— Start —

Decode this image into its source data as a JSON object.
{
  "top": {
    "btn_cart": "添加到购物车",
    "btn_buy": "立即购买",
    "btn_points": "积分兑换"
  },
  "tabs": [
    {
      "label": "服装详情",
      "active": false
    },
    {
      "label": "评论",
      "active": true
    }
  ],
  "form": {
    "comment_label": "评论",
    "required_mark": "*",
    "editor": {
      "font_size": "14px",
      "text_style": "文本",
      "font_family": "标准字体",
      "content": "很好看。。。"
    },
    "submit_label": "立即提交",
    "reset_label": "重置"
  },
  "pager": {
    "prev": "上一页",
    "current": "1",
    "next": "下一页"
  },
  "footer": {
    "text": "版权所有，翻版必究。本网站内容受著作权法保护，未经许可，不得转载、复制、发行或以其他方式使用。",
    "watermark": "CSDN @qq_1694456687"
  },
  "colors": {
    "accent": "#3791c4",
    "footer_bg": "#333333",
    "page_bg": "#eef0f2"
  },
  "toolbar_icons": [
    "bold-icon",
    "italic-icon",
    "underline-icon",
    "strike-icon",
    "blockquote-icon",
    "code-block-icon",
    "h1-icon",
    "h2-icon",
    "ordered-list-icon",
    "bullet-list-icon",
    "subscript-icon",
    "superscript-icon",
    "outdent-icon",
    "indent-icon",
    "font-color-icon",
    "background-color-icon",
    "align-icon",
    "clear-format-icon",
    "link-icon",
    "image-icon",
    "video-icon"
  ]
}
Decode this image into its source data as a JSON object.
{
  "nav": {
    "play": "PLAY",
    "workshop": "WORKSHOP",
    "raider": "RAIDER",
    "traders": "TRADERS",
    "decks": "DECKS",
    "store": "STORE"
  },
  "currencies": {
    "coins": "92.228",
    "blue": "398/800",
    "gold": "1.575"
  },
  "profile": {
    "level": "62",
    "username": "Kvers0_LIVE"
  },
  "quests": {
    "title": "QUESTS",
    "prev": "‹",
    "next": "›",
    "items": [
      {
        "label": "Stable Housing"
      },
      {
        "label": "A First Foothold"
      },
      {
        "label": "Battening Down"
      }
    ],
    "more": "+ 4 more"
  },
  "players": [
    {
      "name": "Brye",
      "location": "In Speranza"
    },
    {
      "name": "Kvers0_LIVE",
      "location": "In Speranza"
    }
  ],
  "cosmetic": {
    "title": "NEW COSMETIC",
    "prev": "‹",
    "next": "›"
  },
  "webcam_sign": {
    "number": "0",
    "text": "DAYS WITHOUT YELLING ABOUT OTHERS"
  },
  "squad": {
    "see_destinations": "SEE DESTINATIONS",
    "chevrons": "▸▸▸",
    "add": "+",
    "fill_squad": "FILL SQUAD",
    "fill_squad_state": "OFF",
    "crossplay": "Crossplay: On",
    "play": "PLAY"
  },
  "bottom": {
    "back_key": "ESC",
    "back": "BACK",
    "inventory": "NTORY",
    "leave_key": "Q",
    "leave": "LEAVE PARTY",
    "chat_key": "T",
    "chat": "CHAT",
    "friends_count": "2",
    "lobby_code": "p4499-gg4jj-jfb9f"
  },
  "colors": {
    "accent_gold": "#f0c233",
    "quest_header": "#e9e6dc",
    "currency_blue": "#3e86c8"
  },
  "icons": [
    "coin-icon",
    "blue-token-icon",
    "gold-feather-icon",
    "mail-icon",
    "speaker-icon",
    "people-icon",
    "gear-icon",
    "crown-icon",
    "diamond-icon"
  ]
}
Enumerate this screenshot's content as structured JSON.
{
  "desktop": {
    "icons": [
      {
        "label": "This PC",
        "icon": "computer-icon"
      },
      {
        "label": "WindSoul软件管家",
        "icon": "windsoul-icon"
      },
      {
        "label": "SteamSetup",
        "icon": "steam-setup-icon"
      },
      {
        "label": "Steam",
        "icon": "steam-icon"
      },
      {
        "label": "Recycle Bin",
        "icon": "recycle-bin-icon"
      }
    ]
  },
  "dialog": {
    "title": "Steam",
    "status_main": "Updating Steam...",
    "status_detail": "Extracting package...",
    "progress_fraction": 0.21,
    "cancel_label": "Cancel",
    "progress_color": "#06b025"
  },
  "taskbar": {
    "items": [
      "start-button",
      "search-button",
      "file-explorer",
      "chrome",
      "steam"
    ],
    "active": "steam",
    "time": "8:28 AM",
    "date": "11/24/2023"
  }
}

— End —

● **TASK TO COMPLETE**
Repeat the preceding lines exactly, please, every one of them.

● **ANSWER IN FULL**
Decode this image into its source data as a JSON object.
{
  "top": {
    "btn_cart": "添加到购物车",
    "btn_buy": "立即购买",
    "btn_points": "积分兑换"
  },
  "tabs": [
    {
      "label": "服装详情",
      "active": false
    },
    {
      "label": "评论",
      "active": true
    }
  ],
  "form": {
    "comment_label": "评论",
    "required_mark": "*",
    "editor": {
      "font_size": "14px",
      "text_style": "文本",
      "font_family": "标准字体",
      "content": "很好看。。。"
    },
    "submit_label": "立即提交",
    "reset_label": "重置"
  },
  "pager": {
    "prev": "上一页",
    "current": "1",
    "next": "下一页"
  },
  "footer": {
    "text": "版权所有，翻版必究。本网站内容受著作权法保护，未经许可，不得转载、复制、发行或以其他方式使用。",
    "watermark": "CSDN @qq_1694456687"
  },
  "colors": {
    "accent": "#3791c4",
    "footer_bg": "#333333",
    "page_bg": "#eef0f2"
  },
  "toolbar_icons": [
    "bold-icon",
    "italic-icon",
    "underline-icon",
    "strike-icon",
    "blockquote-icon",
    "code-block-icon",
    "h1-icon",
    "h2-icon",
    "ordered-list-icon",
    "bullet-list-icon",
    "subscript-icon",
    "superscript-icon",
    "outdent-icon",
    "indent-icon",
    "font-color-icon",
    "background-color-icon",
    "align-icon",
    "clear-format-icon",
    "link-icon",
    "image-icon",
    "video-icon"
  ]
}
Decode this image into its source data as a JSON object.
{
  "nav": {
    "play": "PLAY",
    "workshop": "WORKSHOP",
    "raider": "RAIDER",
    "traders": "TRADERS",
    "decks": "DECKS",
    "store": "STORE"
  },
  "currencies": {
    "coins": "92.228",
    "blue": "398/800",
    "gold": "1.575"
  },
  "profile": {
    "level": "62",
    "username": "Kvers0_LIVE"
  },
  "quests": {
    "title": "QUESTS",
    "prev": "‹",
    "next": "›",
    "items": [
      {
        "label": "Stable Housing"
      },
      {
        "label": "A First Foothold"
      },
      {
        "label": "Battening Down"
      }
    ],
    "more": "+ 4 more"
  },
  "players": [
    {
      "name": "Brye",
      "location": "In Speranza"
    },
    {
      "name": "Kvers0_LIVE",
      "location": "In Speranza"
    }
  ],
  "cosmetic": {
    "title": "NEW COSMETIC",
    "prev": "‹",
    "next": "›"
  },
  "webcam_sign": {
    "number": "0",
    "text": "DAYS WITHOUT YELLING ABOUT OTHERS"
  },
  "squad": {
    "see_destinations": "SEE DESTINATIONS",
    "chevrons": "▸▸▸",
    "add": "+",
    "fill_squad": "FILL SQUAD",
    "fill_squad_state": "OFF",
    "crossplay": "Crossplay: On",
    "play": "PLAY"
  },
  "bottom": {
    "back_key": "ESC",
    "back": "BACK",
    "inventory": "NTORY",
    "leave_key": "Q",
    "leave": "LEAVE PARTY",
    "chat_key": "T",
    "chat": "CHAT",
    "friends_count": "2",
    "lobby_code": "p4499-gg4jj-jfb9f"
  },
  "colors": {
    "accent_gold": "#f0c233",
    "quest_header": "#e9e6dc",
    "currency_blue": "#3e86c8"
  },
  "icons": [
    "coin-icon",
    "blue-token-icon",
    "gold-feather-icon",
    "mail-icon",
    "speaker-icon",
    "people-icon",
    "gear-icon",
    "crown-icon",
    "diamond-icon"
  ]
}
Enumerate this screenshot's content as structured JSON.
{
  "desktop": {
    "icons": [
      {
        "label": "This PC",
        "icon": "computer-icon"
      },
      {
        "label": "WindSoul软件管家",
        "icon": "windsoul-icon"
      },
      {
        "label": "SteamSetup",
        "icon": "steam-setup-icon"
      },
      {
        "label": "Steam",
        "icon": "steam-icon"
      },
      {
        "label": "Recycle Bin",
        "icon": "recycle-bin-icon"
      }
    ]
  },
  "dialog": {
    "title": "Steam",
    "status_main": "Updating Steam...",
    "status_detail": "Extracting package...",
    "progress_fraction": 0.21,
    "cancel_label": "Cancel",
    "progress_color": "#06b025"
  },
  "taskbar": {
    "items": [
      "start-button",
      "search-button",
      "file-explorer",
      "chrome",
      "steam"
    ],
    "active": "steam",
    "time": "8:28 AM",
    "date": "11/24/2023"
  }
}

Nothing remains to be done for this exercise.